### Directions for this task
Keep the pictures out of the copy and print all the entries below exactly.

### Exercise inputs
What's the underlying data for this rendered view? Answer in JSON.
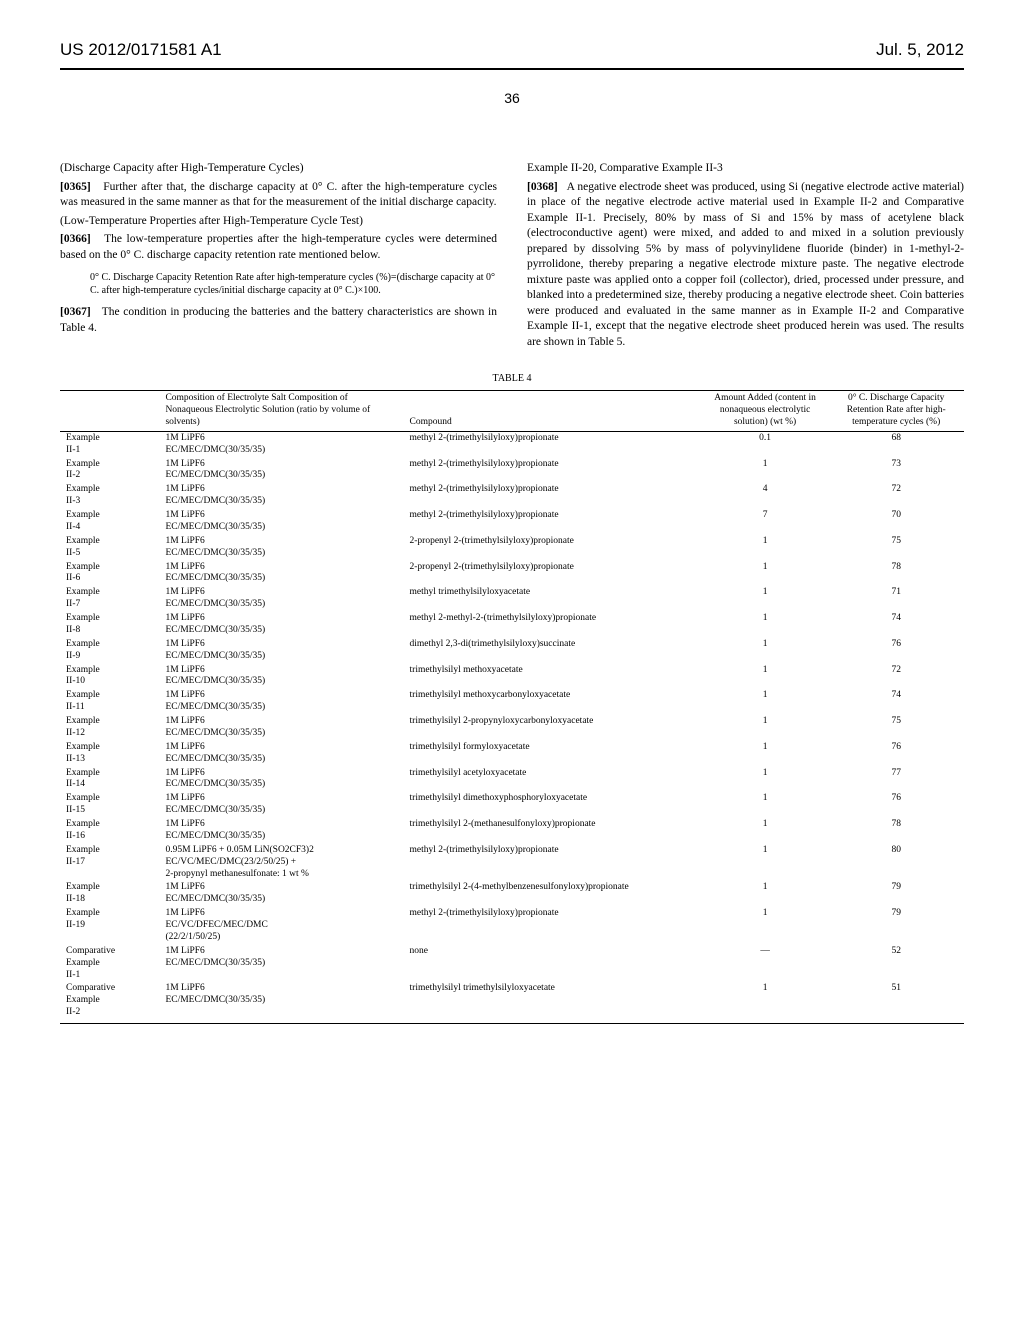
{
  "header": {
    "pub_number": "US 2012/0171581 A1",
    "pub_date": "Jul. 5, 2012",
    "page_number": "36"
  },
  "left_column": {
    "heading1": "(Discharge Capacity after High-Temperature Cycles)",
    "p0365_num": "[0365]",
    "p0365_text": "Further after that, the discharge capacity at 0° C. after the high-temperature cycles was measured in the same manner as that for the measurement of the initial discharge capacity.",
    "heading2": "(Low-Temperature Properties after High-Temperature Cycle Test)",
    "p0366_num": "[0366]",
    "p0366_text": "The low-temperature properties after the high-temperature cycles were determined based on the 0° C. discharge capacity retention rate mentioned below.",
    "formula": "0° C. Discharge Capacity Retention Rate after high-temperature cycles (%)=(discharge capacity at 0° C. after high-temperature cycles/initial discharge capacity at 0° C.)×100.",
    "p0367_num": "[0367]",
    "p0367_text": "The condition in producing the batteries and the battery characteristics are shown in Table 4."
  },
  "right_column": {
    "heading": "Example II-20, Comparative Example II-3",
    "p0368_num": "[0368]",
    "p0368_text": "A negative electrode sheet was produced, using Si (negative electrode active material) in place of the negative electrode active material used in Example II-2 and Comparative Example II-1. Precisely, 80% by mass of Si and 15% by mass of acetylene black (electroconductive agent) were mixed, and added to and mixed in a solution previously prepared by dissolving 5% by mass of polyvinylidene fluoride (binder) in 1-methyl-2-pyrrolidone, thereby preparing a negative electrode mixture paste. The negative electrode mixture paste was applied onto a copper foil (collector), dried, processed under pressure, and blanked into a predetermined size, thereby producing a negative electrode sheet. Coin batteries were produced and evaluated in the same manner as in Example II-2 and Comparative Example II-1, except that the negative electrode sheet produced herein was used. The results are shown in Table 5."
  },
  "table4": {
    "title": "TABLE 4",
    "columns": [
      "",
      "Composition of Electrolyte Salt Composition of Nonaqueous Electrolytic Solution (ratio by volume of solvents)",
      "Compound",
      "Amount Added (content in nonaqueous electrolytic solution) (wt %)",
      "0° C. Discharge Capacity Retention Rate after high-temperature cycles (%)"
    ],
    "rows": [
      {
        "label": "Example II-1",
        "comp": "1M LiPF6\nEC/MEC/DMC(30/35/35)",
        "compound": "methyl 2-(trimethylsilyloxy)propionate",
        "amount": "0.1",
        "rate": "68"
      },
      {
        "label": "Example II-2",
        "comp": "1M LiPF6\nEC/MEC/DMC(30/35/35)",
        "compound": "methyl 2-(trimethylsilyloxy)propionate",
        "amount": "1",
        "rate": "73"
      },
      {
        "label": "Example II-3",
        "comp": "1M LiPF6\nEC/MEC/DMC(30/35/35)",
        "compound": "methyl 2-(trimethylsilyloxy)propionate",
        "amount": "4",
        "rate": "72"
      },
      {
        "label": "Example II-4",
        "comp": "1M LiPF6\nEC/MEC/DMC(30/35/35)",
        "compound": "methyl 2-(trimethylsilyloxy)propionate",
        "amount": "7",
        "rate": "70"
      },
      {
        "label": "Example II-5",
        "comp": "1M LiPF6\nEC/MEC/DMC(30/35/35)",
        "compound": "2-propenyl 2-(trimethylsilyloxy)propionate",
        "amount": "1",
        "rate": "75"
      },
      {
        "label": "Example II-6",
        "comp": "1M LiPF6\nEC/MEC/DMC(30/35/35)",
        "compound": "2-propenyl 2-(trimethylsilyloxy)propionate",
        "amount": "1",
        "rate": "78"
      },
      {
        "label": "Example II-7",
        "comp": "1M LiPF6\nEC/MEC/DMC(30/35/35)",
        "compound": "methyl trimethylsilyloxyacetate",
        "amount": "1",
        "rate": "71"
      },
      {
        "label": "Example II-8",
        "comp": "1M LiPF6\nEC/MEC/DMC(30/35/35)",
        "compound": "methyl 2-methyl-2-(trimethylsilyloxy)propionate",
        "amount": "1",
        "rate": "74"
      },
      {
        "label": "Example II-9",
        "comp": "1M LiPF6\nEC/MEC/DMC(30/35/35)",
        "compound": "dimethyl 2,3-di(trimethylsilyloxy)succinate",
        "amount": "1",
        "rate": "76"
      },
      {
        "label": "Example II-10",
        "comp": "1M LiPF6\nEC/MEC/DMC(30/35/35)",
        "compound": "trimethylsilyl methoxyacetate",
        "amount": "1",
        "rate": "72"
      },
      {
        "label": "Example II-11",
        "comp": "1M LiPF6\nEC/MEC/DMC(30/35/35)",
        "compound": "trimethylsilyl methoxycarbonyloxyacetate",
        "amount": "1",
        "rate": "74"
      },
      {
        "label": "Example II-12",
        "comp": "1M LiPF6\nEC/MEC/DMC(30/35/35)",
        "compound": "trimethylsilyl 2-propynyloxycarbonyloxyacetate",
        "amount": "1",
        "rate": "75"
      },
      {
        "label": "Example II-13",
        "comp": "1M LiPF6\nEC/MEC/DMC(30/35/35)",
        "compound": "trimethylsilyl formyloxyacetate",
        "amount": "1",
        "rate": "76"
      },
      {
        "label": "Example II-14",
        "comp": "1M LiPF6\nEC/MEC/DMC(30/35/35)",
        "compound": "trimethylsilyl acetyloxyacetate",
        "amount": "1",
        "rate": "77"
      },
      {
        "label": "Example II-15",
        "comp": "1M LiPF6\nEC/MEC/DMC(30/35/35)",
        "compound": "trimethylsilyl dimethoxyphosphoryloxyacetate",
        "amount": "1",
        "rate": "76"
      },
      {
        "label": "Example II-16",
        "comp": "1M LiPF6\nEC/MEC/DMC(30/35/35)",
        "compound": "trimethylsilyl 2-(methanesulfonyloxy)propionate",
        "amount": "1",
        "rate": "78"
      },
      {
        "label": "Example II-17",
        "comp": "0.95M LiPF6 + 0.05M LiN(SO2CF3)2\nEC/VC/MEC/DMC(23/2/50/25) +\n2-propynyl methanesulfonate: 1 wt %",
        "compound": "methyl 2-(trimethylsilyloxy)propionate",
        "amount": "1",
        "rate": "80"
      },
      {
        "label": "Example II-18",
        "comp": "1M LiPF6\nEC/MEC/DMC(30/35/35)",
        "compound": "trimethylsilyl 2-(4-methylbenzenesulfonyloxy)propionate",
        "amount": "1",
        "rate": "79"
      },
      {
        "label": "Example II-19",
        "comp": "1M LiPF6\nEC/VC/DFEC/MEC/DMC\n(22/2/1/50/25)",
        "compound": "methyl 2-(trimethylsilyloxy)propionate",
        "amount": "1",
        "rate": "79"
      },
      {
        "label": "Comparative Example II-1",
        "comp": "1M LiPF6\nEC/MEC/DMC(30/35/35)",
        "compound": "none",
        "amount": "—",
        "rate": "52"
      },
      {
        "label": "Comparative Example II-2",
        "comp": "1M LiPF6\nEC/MEC/DMC(30/35/35)",
        "compound": "trimethylsilyl trimethylsilyloxyacetate",
        "amount": "1",
        "rate": "51"
      }
    ]
  }
}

### Response to the task
What's the underlying data for this rendered view? Answer in JSON.
{
  "header": {
    "pub_number": "US 2012/0171581 A1",
    "pub_date": "Jul. 5, 2012",
    "page_number": "36"
  },
  "left_column": {
    "heading1": "(Discharge Capacity after High-Temperature Cycles)",
    "p0365_num": "[0365]",
    "p0365_text": "Further after that, the discharge capacity at 0° C. after the high-temperature cycles was measured in the same manner as that for the measurement of the initial discharge capacity.",
    "heading2": "(Low-Temperature Properties after High-Temperature Cycle Test)",
    "p0366_num": "[0366]",
    "p0366_text": "The low-temperature properties after the high-temperature cycles were determined based on the 0° C. discharge capacity retention rate mentioned below.",
    "formula": "0° C. Discharge Capacity Retention Rate after high-temperature cycles (%)=(discharge capacity at 0° C. after high-temperature cycles/initial discharge capacity at 0° C.)×100.",
    "p0367_num": "[0367]",
    "p0367_text": "The condition in producing the batteries and the battery characteristics are shown in Table 4."
  },
  "right_column": {
    "heading": "Example II-20, Comparative Example II-3",
    "p0368_num": "[0368]",
    "p0368_text": "A negative electrode sheet was produced, using Si (negative electrode active material) in place of the negative electrode active material used in Example II-2 and Comparative Example II-1. Precisely, 80% by mass of Si and 15% by mass of acetylene black (electroconductive agent) were mixed, and added to and mixed in a solution previously prepared by dissolving 5% by mass of polyvinylidene fluoride (binder) in 1-methyl-2-pyrrolidone, thereby preparing a negative electrode mixture paste. The negative electrode mixture paste was applied onto a copper foil (collector), dried, processed under pressure, and blanked into a predetermined size, thereby producing a negative electrode sheet. Coin batteries were produced and evaluated in the same manner as in Example II-2 and Comparative Example II-1, except that the negative electrode sheet produced herein was used. The results are shown in Table 5."
  },
  "table4": {
    "title": "TABLE 4",
    "columns": [
      "",
      "Composition of Electrolyte Salt Composition of Nonaqueous Electrolytic Solution (ratio by volume of solvents)",
      "Compound",
      "Amount Added (content in nonaqueous electrolytic solution) (wt %)",
      "0° C. Discharge Capacity Retention Rate after high-temperature cycles (%)"
    ],
    "rows": [
      {
        "label": "Example II-1",
        "comp": "1M LiPF6\nEC/MEC/DMC(30/35/35)",
        "compound": "methyl 2-(trimethylsilyloxy)propionate",
        "amount": "0.1",
        "rate": "68"
      },
      {
        "label": "Example II-2",
        "comp": "1M LiPF6\nEC/MEC/DMC(30/35/35)",
        "compound": "methyl 2-(trimethylsilyloxy)propionate",
        "amount": "1",
        "rate": "73"
      },
      {
        "label": "Example II-3",
        "comp": "1M LiPF6\nEC/MEC/DMC(30/35/35)",
        "compound": "methyl 2-(trimethylsilyloxy)propionate",
        "amount": "4",
        "rate": "72"
      },
      {
        "label": "Example II-4",
        "comp": "1M LiPF6\nEC/MEC/DMC(30/35/35)",
        "compound": "methyl 2-(trimethylsilyloxy)propionate",
        "amount": "7",
        "rate": "70"
      },
      {
        "label": "Example II-5",
        "comp": "1M LiPF6\nEC/MEC/DMC(30/35/35)",
        "compound": "2-propenyl 2-(trimethylsilyloxy)propionate",
        "amount": "1",
        "rate": "75"
      },
      {
        "label": "Example II-6",
        "comp": "1M LiPF6\nEC/MEC/DMC(30/35/35)",
        "compound": "2-propenyl 2-(trimethylsilyloxy)propionate",
        "amount": "1",
        "rate": "78"
      },
      {
        "label": "Example II-7",
        "comp": "1M LiPF6\nEC/MEC/DMC(30/35/35)",
        "compound": "methyl trimethylsilyloxyacetate",
        "amount": "1",
        "rate": "71"
      },
      {
        "label": "Example II-8",
        "comp": "1M LiPF6\nEC/MEC/DMC(30/35/35)",
        "compound": "methyl 2-methyl-2-(trimethylsilyloxy)propionate",
        "amount": "1",
        "rate": "74"
      },
      {
        "label": "Example II-9",
        "comp": "1M LiPF6\nEC/MEC/DMC(30/35/35)",
        "compound": "dimethyl 2,3-di(trimethylsilyloxy)succinate",
        "amount": "1",
        "rate": "76"
      },
      {
        "label": "Example II-10",
        "comp": "1M LiPF6\nEC/MEC/DMC(30/35/35)",
        "compound": "trimethylsilyl methoxyacetate",
        "amount": "1",
        "rate": "72"
      },
      {
        "label": "Example II-11",
        "comp": "1M LiPF6\nEC/MEC/DMC(30/35/35)",
        "compound": "trimethylsilyl methoxycarbonyloxyacetate",
        "amount": "1",
        "rate": "74"
      },
      {
        "label": "Example II-12",
        "comp": "1M LiPF6\nEC/MEC/DMC(30/35/35)",
        "compound": "trimethylsilyl 2-propynyloxycarbonyloxyacetate",
        "amount": "1",
        "rate": "75"
      },
      {
        "label": "Example II-13",
        "comp": "1M LiPF6\nEC/MEC/DMC(30/35/35)",
        "compound": "trimethylsilyl formyloxyacetate",
        "amount": "1",
        "rate": "76"
      },
      {
        "label": "Example II-14",
        "comp": "1M LiPF6\nEC/MEC/DMC(30/35/35)",
        "compound": "trimethylsilyl acetyloxyacetate",
        "amount": "1",
        "rate": "77"
      },
      {
        "label": "Example II-15",
        "comp": "1M LiPF6\nEC/MEC/DMC(30/35/35)",
        "compound": "trimethylsilyl dimethoxyphosphoryloxyacetate",
        "amount": "1",
        "rate": "76"
      },
      {
        "label": "Example II-16",
        "comp": "1M LiPF6\nEC/MEC/DMC(30/35/35)",
        "compound": "trimethylsilyl 2-(methanesulfonyloxy)propionate",
        "amount": "1",
        "rate": "78"
      },
      {
        "label": "Example II-17",
        "comp": "0.95M LiPF6 + 0.05M LiN(SO2CF3)2\nEC/VC/MEC/DMC(23/2/50/25) +\n2-propynyl methanesulfonate: 1 wt %",
        "compound": "methyl 2-(trimethylsilyloxy)propionate",
        "amount": "1",
        "rate": "80"
      },
      {
        "label": "Example II-18",
        "comp": "1M LiPF6\nEC/MEC/DMC(30/35/35)",
        "compound": "trimethylsilyl 2-(4-methylbenzenesulfonyloxy)propionate",
        "amount": "1",
        "rate": "79"
      },
      {
        "label": "Example II-19",
        "comp": "1M LiPF6\nEC/VC/DFEC/MEC/DMC\n(22/2/1/50/25)",
        "compound": "methyl 2-(trimethylsilyloxy)propionate",
        "amount": "1",
        "rate": "79"
      },
      {
        "label": "Comparative Example II-1",
        "comp": "1M LiPF6\nEC/MEC/DMC(30/35/35)",
        "compound": "none",
        "amount": "—",
        "rate": "52"
      },
      {
        "label": "Comparative Example II-2",
        "comp": "1M LiPF6\nEC/MEC/DMC(30/35/35)",
        "compound": "trimethylsilyl trimethylsilyloxyacetate",
        "amount": "1",
        "rate": "51"
      }
    ]
  }
}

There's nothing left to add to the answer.